* Objectif de l'exercice:
Veuillez renvoyer à l'identique le passage de l'extrait sur les médias et les mémoires dans les mondes arabes et musulmans, de « Discours et contre-discours : médias, mémoires » à « et résistances minoritaires. ».

═════ Extrait de page

Médias, mémoires et résistances dans les mondes arabes et musulmans : discours et contre-discours (Paris)
Discours et contre-discours : médias, mémoires et résistances dans les mondes arabes et musulmans
les 25-26 septembre 2025, Paris
Dans les mondes arabes et musulmans, la mémoire des conflits et des héritages historiques fait l’objet de luttes narratives où s’affrontent discours dominants et contre-discours. À travers les médias, les archives, les arts et les espaces de transmission, les récits du passé sont sans cesse reconstruits, contestés et réappropriés. Cette journée d’étude propose d’explorer ces dynamiques à travers quatre axes de réflexion croisant représentations médiatiques, pratiques culturelles, structures de pouvoir et résistances minoritaires.
1. Archives, langages et arts : représentations du passé au présent
L’accès aux archives et aux sources primaires est crucial pour la production du savoir historique, mais il est souvent marqué par des logiques d’exclusion et de manipulation, comme l’illustre l’"Operation Legacy", visant à détruire des archives coloniales britanniques compromettantes. Cette instrumentalisation des sources a conduit à un renouveau historiographique valorisant les récits « indigènes » et les archives alternatives, notamment grâce au numérique. Ce dernier joue un rôle central dans l’archivage des mondes arabe et musulman, permettant de préserver la mémoire malgré les destructions et d’élaborer un récit hors des cadres traditionnels. Par ailleurs, les arts – cinéma, arts visuels, littérature, musique – constituent des espaces de réinterprétation et de contestation des récits dominants, renouvelant les formes de mémoire et de revendication symbolique. Ils participent ainsi à la construction d’une authenticité qui s’inscrit dans un registre de résistance et de réappropriation.
→ Comment l’accessibilité et la mise en récit des archives influencent-elles les mémoires collectives ? De quelle manière les expressions artistiques permettent-elles de revendiquer, de subvertir ou de prolonger certains héritages historiques ?

══════════
═════ Matériel fourni

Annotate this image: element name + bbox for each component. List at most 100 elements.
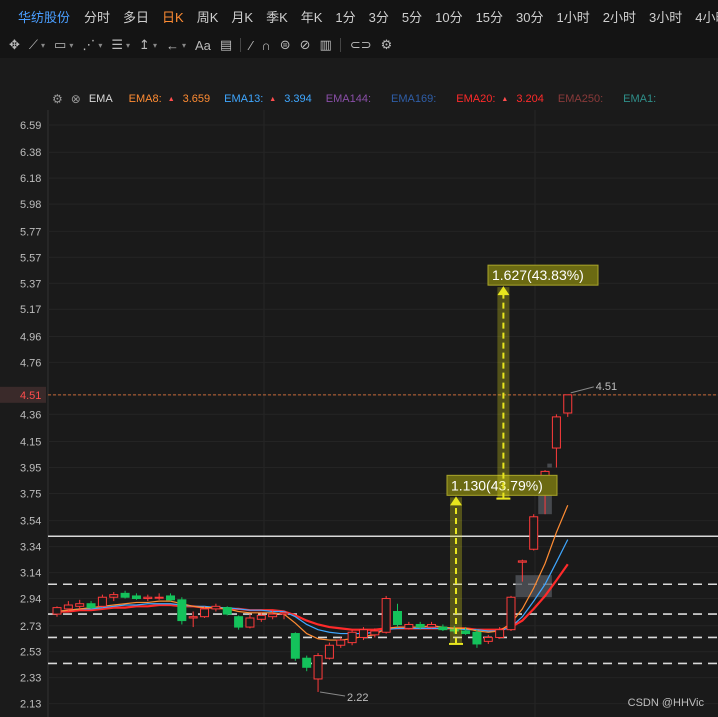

══════════

* Réponse:
Discours et contre-discours : médias, mémoires et résistances dans les mondes arabes et musulmans
les 25-26 septembre 2025, Paris
Dans les mondes arabes et musulmans, la mémoire des conflits et des héritages historiques fait l’objet de luttes narratives où s’affrontent discours dominants et contre-discours. À travers les médias, les archives, les arts et les espaces de transmission, les récits du passé sont sans cesse reconstruits, contestés et réappropriés. Cette journée d’étude propose d’explorer ces dynamiques à travers quatre axes de réflexion croisant représentations médiatiques, pratiques culturelles, structures de pouvoir et résistances minoritaires.